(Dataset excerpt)
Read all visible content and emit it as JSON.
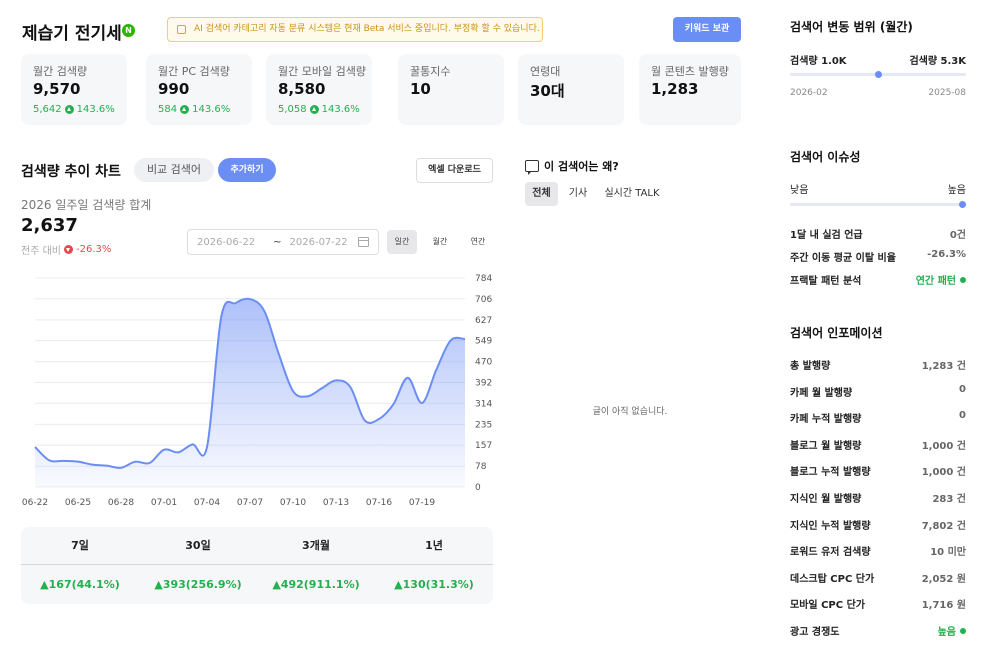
{
  "header": {
    "keyword": "제습기 전기세",
    "badge": "N",
    "notice": "AI 검색어 카테고리 자동 분류 시스템은 현재 Beta 서비스 중입니다. 부정확 할 수 있습니다.",
    "keyword_button": "키워드 보관"
  },
  "stats": [
    {
      "label": "월간 검색량",
      "value": "9,570",
      "sub_value": "5,642",
      "sub_pct": "143.6%"
    },
    {
      "label": "월간 PC 검색량",
      "value": "990",
      "sub_value": "584",
      "sub_pct": "143.6%"
    },
    {
      "label": "월간 모바일 검색량",
      "value": "8,580",
      "sub_value": "5,058",
      "sub_pct": "143.6%"
    },
    {
      "label": "꿀통지수",
      "value": "10"
    },
    {
      "label": "연령대",
      "value": "30대"
    },
    {
      "label": "월 콘텐츠 발행량",
      "value": "1,283"
    }
  ],
  "trend": {
    "title": "검색량 추이 차트",
    "compare_label": "비교 검색어",
    "add_label": "추가하기",
    "excel_label": "엑셀 다운로드",
    "week_label": "2026 일주일 검색량 합계",
    "week_value": "2,637",
    "delta_label": "전주 대비",
    "delta_value": "-26.3%",
    "date_from": "2026-06-22",
    "date_sep": "~",
    "date_to": "2026-07-22",
    "period_tabs": [
      "일간",
      "월간",
      "연간"
    ],
    "active_period": 0
  },
  "chart_data": {
    "type": "area",
    "x": [
      "06-22",
      "06-23",
      "06-24",
      "06-25",
      "06-26",
      "06-27",
      "06-28",
      "06-29",
      "06-30",
      "07-01",
      "07-02",
      "07-03",
      "07-04",
      "07-05",
      "07-06",
      "07-07",
      "07-08",
      "07-09",
      "07-10",
      "07-11",
      "07-12",
      "07-13",
      "07-14",
      "07-15",
      "07-16",
      "07-17",
      "07-18",
      "07-19",
      "07-20",
      "07-21",
      "07-22"
    ],
    "values": [
      150,
      100,
      98,
      95,
      84,
      80,
      72,
      95,
      90,
      140,
      130,
      160,
      150,
      640,
      690,
      705,
      660,
      500,
      360,
      340,
      370,
      400,
      375,
      250,
      255,
      310,
      410,
      315,
      440,
      550,
      555
    ],
    "xticks": [
      "06-22",
      "06-25",
      "06-28",
      "07-01",
      "07-04",
      "07-07",
      "07-10",
      "07-13",
      "07-16",
      "07-19"
    ],
    "yticks": [
      0,
      78,
      157,
      235,
      314,
      392,
      470,
      549,
      627,
      706,
      784
    ],
    "ylim": [
      0,
      784
    ],
    "grid": true,
    "color": "#6b8ef5"
  },
  "summary": {
    "columns": [
      "7일",
      "30일",
      "3개월",
      "1년"
    ],
    "values": [
      "▲167(44.1%)",
      "▲393(256.9%)",
      "▲492(911.1%)",
      "▲130(31.3%)"
    ]
  },
  "why": {
    "title": "이 검색어는 왜?",
    "tabs": [
      "전체",
      "기사",
      "실시간 TALK"
    ],
    "empty": "글이 아직 없습니다."
  },
  "range": {
    "title": "검색어 변동 범위 (월간)",
    "min_label": "검색량 1.0K",
    "max_label": "검색량 5.3K",
    "start_date": "2026-02",
    "end_date": "2025-08",
    "position": 0.5
  },
  "issue": {
    "title": "검색어 이슈성",
    "low": "낮음",
    "high": "높음",
    "level": 1.0,
    "rows": [
      {
        "label": "1달 내 실검 언급",
        "value": "0건"
      },
      {
        "label": "주간 이동 평균 이탈 비율",
        "value": "-26.3%"
      },
      {
        "label": "프랙탈 패턴 분석",
        "value": "연간 패턴"
      }
    ]
  },
  "info": {
    "title": "검색어 인포메이션",
    "rows": [
      {
        "label": "총 발행량",
        "value": "1,283 건"
      },
      {
        "label": "카페 월 발행량",
        "value": "0"
      },
      {
        "label": "카페 누적 발행량",
        "value": "0"
      },
      {
        "label": "블로그 월 발행량",
        "value": "1,000 건"
      },
      {
        "label": "블로그 누적 발행량",
        "value": "1,000 건"
      },
      {
        "label": "지식인 월 발행량",
        "value": "283 건"
      },
      {
        "label": "지식인 누적 발행량",
        "value": "7,802 건"
      },
      {
        "label": "로워드 유저 검색량",
        "value": "10 미만"
      },
      {
        "label": "데스크탑 CPC 단가",
        "value": "2,052 원"
      },
      {
        "label": "모바일 CPC 단가",
        "value": "1,716 원"
      },
      {
        "label": "광고 경쟁도",
        "value": "높음"
      }
    ]
  }
}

Given exercise: Write out each entry exactly as given, but skip the pictures.

Solved problem:
Read all visible content and emit it as JSON.
{
  "header": {
    "keyword": "제습기 전기세",
    "badge": "N",
    "notice": "AI 검색어 카테고리 자동 분류 시스템은 현재 Beta 서비스 중입니다. 부정확 할 수 있습니다.",
    "keyword_button": "키워드 보관"
  },
  "stats": [
    {
      "label": "월간 검색량",
      "value": "9,570",
      "sub_value": "5,642",
      "sub_pct": "143.6%"
    },
    {
      "label": "월간 PC 검색량",
      "value": "990",
      "sub_value": "584",
      "sub_pct": "143.6%"
    },
    {
      "label": "월간 모바일 검색량",
      "value": "8,580",
      "sub_value": "5,058",
      "sub_pct": "143.6%"
    },
    {
      "label": "꿀통지수",
      "value": "10"
    },
    {
      "label": "연령대",
      "value": "30대"
    },
    {
      "label": "월 콘텐츠 발행량",
      "value": "1,283"
    }
  ],
  "trend": {
    "title": "검색량 추이 차트",
    "compare_label": "비교 검색어",
    "add_label": "추가하기",
    "excel_label": "엑셀 다운로드",
    "week_label": "2026 일주일 검색량 합계",
    "week_value": "2,637",
    "delta_label": "전주 대비",
    "delta_value": "-26.3%",
    "date_from": "2026-06-22",
    "date_sep": "~",
    "date_to": "2026-07-22",
    "period_tabs": [
      "일간",
      "월간",
      "연간"
    ],
    "active_period": 0
  },
  "chart_data": {
    "type": "area",
    "x": [
      "06-22",
      "06-23",
      "06-24",
      "06-25",
      "06-26",
      "06-27",
      "06-28",
      "06-29",
      "06-30",
      "07-01",
      "07-02",
      "07-03",
      "07-04",
      "07-05",
      "07-06",
      "07-07",
      "07-08",
      "07-09",
      "07-10",
      "07-11",
      "07-12",
      "07-13",
      "07-14",
      "07-15",
      "07-16",
      "07-17",
      "07-18",
      "07-19",
      "07-20",
      "07-21",
      "07-22"
    ],
    "values": [
      150,
      100,
      98,
      95,
      84,
      80,
      72,
      95,
      90,
      140,
      130,
      160,
      150,
      640,
      690,
      705,
      660,
      500,
      360,
      340,
      370,
      400,
      375,
      250,
      255,
      310,
      410,
      315,
      440,
      550,
      555
    ],
    "xticks": [
      "06-22",
      "06-25",
      "06-28",
      "07-01",
      "07-04",
      "07-07",
      "07-10",
      "07-13",
      "07-16",
      "07-19"
    ],
    "yticks": [
      0,
      78,
      157,
      235,
      314,
      392,
      470,
      549,
      627,
      706,
      784
    ],
    "ylim": [
      0,
      784
    ],
    "grid": true,
    "color": "#6b8ef5"
  },
  "summary": {
    "columns": [
      "7일",
      "30일",
      "3개월",
      "1년"
    ],
    "values": [
      "▲167(44.1%)",
      "▲393(256.9%)",
      "▲492(911.1%)",
      "▲130(31.3%)"
    ]
  },
  "why": {
    "title": "이 검색어는 왜?",
    "tabs": [
      "전체",
      "기사",
      "실시간 TALK"
    ],
    "empty": "글이 아직 없습니다."
  },
  "range": {
    "title": "검색어 변동 범위 (월간)",
    "min_label": "검색량 1.0K",
    "max_label": "검색량 5.3K",
    "start_date": "2026-02",
    "end_date": "2025-08",
    "position": 0.5
  },
  "issue": {
    "title": "검색어 이슈성",
    "low": "낮음",
    "high": "높음",
    "level": 1.0,
    "rows": [
      {
        "label": "1달 내 실검 언급",
        "value": "0건"
      },
      {
        "label": "주간 이동 평균 이탈 비율",
        "value": "-26.3%"
      },
      {
        "label": "프랙탈 패턴 분석",
        "value": "연간 패턴"
      }
    ]
  },
  "info": {
    "title": "검색어 인포메이션",
    "rows": [
      {
        "label": "총 발행량",
        "value": "1,283 건"
      },
      {
        "label": "카페 월 발행량",
        "value": "0"
      },
      {
        "label": "카페 누적 발행량",
        "value": "0"
      },
      {
        "label": "블로그 월 발행량",
        "value": "1,000 건"
      },
      {
        "label": "블로그 누적 발행량",
        "value": "1,000 건"
      },
      {
        "label": "지식인 월 발행량",
        "value": "283 건"
      },
      {
        "label": "지식인 누적 발행량",
        "value": "7,802 건"
      },
      {
        "label": "로워드 유저 검색량",
        "value": "10 미만"
      },
      {
        "label": "데스크탑 CPC 단가",
        "value": "2,052 원"
      },
      {
        "label": "모바일 CPC 단가",
        "value": "1,716 원"
      },
      {
        "label": "광고 경쟁도",
        "value": "높음"
      }
    ]
  }
}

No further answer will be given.